[Start Data entries]
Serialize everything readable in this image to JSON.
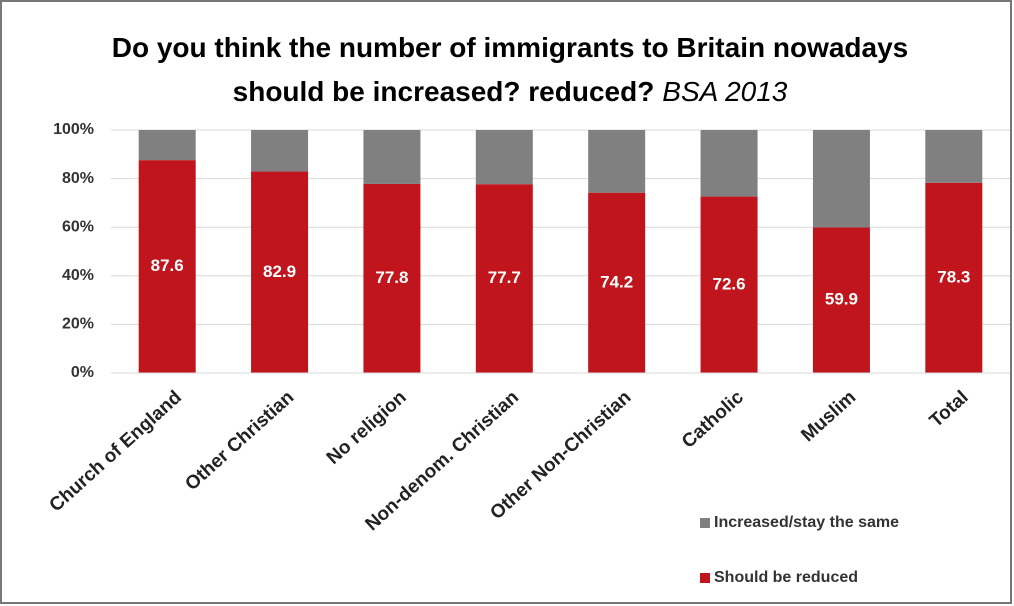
{
  "chart_data": {
    "type": "stacked_bar",
    "title": "Do you think the number of immigrants to Britain nowadays should be increased? reduced?",
    "subtitle": "BSA 2013",
    "categories": [
      "Church of England",
      "Other Christian",
      "No religion",
      "Non-denom. Christian",
      "Other Non-Christian",
      "Catholic",
      "Muslim",
      "Total"
    ],
    "series": [
      {
        "name": "Should be reduced",
        "color": "#c0151c",
        "values": [
          87.6,
          82.9,
          77.8,
          77.7,
          74.2,
          72.6,
          59.9,
          78.3
        ]
      },
      {
        "name": "Increased/stay the same",
        "color": "#808080",
        "values": [
          12.4,
          17.1,
          22.2,
          22.3,
          25.8,
          27.4,
          40.1,
          21.7
        ]
      }
    ],
    "ylim": [
      0,
      100
    ],
    "yticks": [
      {
        "value": 0,
        "label": "0%"
      },
      {
        "value": 20,
        "label": "20%"
      },
      {
        "value": 40,
        "label": "40%"
      },
      {
        "value": 60,
        "label": "60%"
      },
      {
        "value": 80,
        "label": "80%"
      },
      {
        "value": 100,
        "label": "100%"
      }
    ],
    "grid": true,
    "legend": "bottom-right"
  }
}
[End Data entries]
▶ [Given instruction]
Print out the material word for word, omitting the pictures.

▶ [Task output]
Serialize everything readable in this image to JSON.
{
  "chart_data": {
    "type": "stacked_bar",
    "title": "Do you think the number of immigrants to Britain nowadays should be increased? reduced?",
    "subtitle": "BSA 2013",
    "categories": [
      "Church of England",
      "Other Christian",
      "No religion",
      "Non-denom. Christian",
      "Other Non-Christian",
      "Catholic",
      "Muslim",
      "Total"
    ],
    "series": [
      {
        "name": "Should be reduced",
        "color": "#c0151c",
        "values": [
          87.6,
          82.9,
          77.8,
          77.7,
          74.2,
          72.6,
          59.9,
          78.3
        ]
      },
      {
        "name": "Increased/stay the same",
        "color": "#808080",
        "values": [
          12.4,
          17.1,
          22.2,
          22.3,
          25.8,
          27.4,
          40.1,
          21.7
        ]
      }
    ],
    "ylim": [
      0,
      100
    ],
    "yticks": [
      {
        "value": 0,
        "label": "0%"
      },
      {
        "value": 20,
        "label": "20%"
      },
      {
        "value": 40,
        "label": "40%"
      },
      {
        "value": 60,
        "label": "60%"
      },
      {
        "value": 80,
        "label": "80%"
      },
      {
        "value": 100,
        "label": "100%"
      }
    ],
    "grid": true,
    "legend": "bottom-right"
  }
}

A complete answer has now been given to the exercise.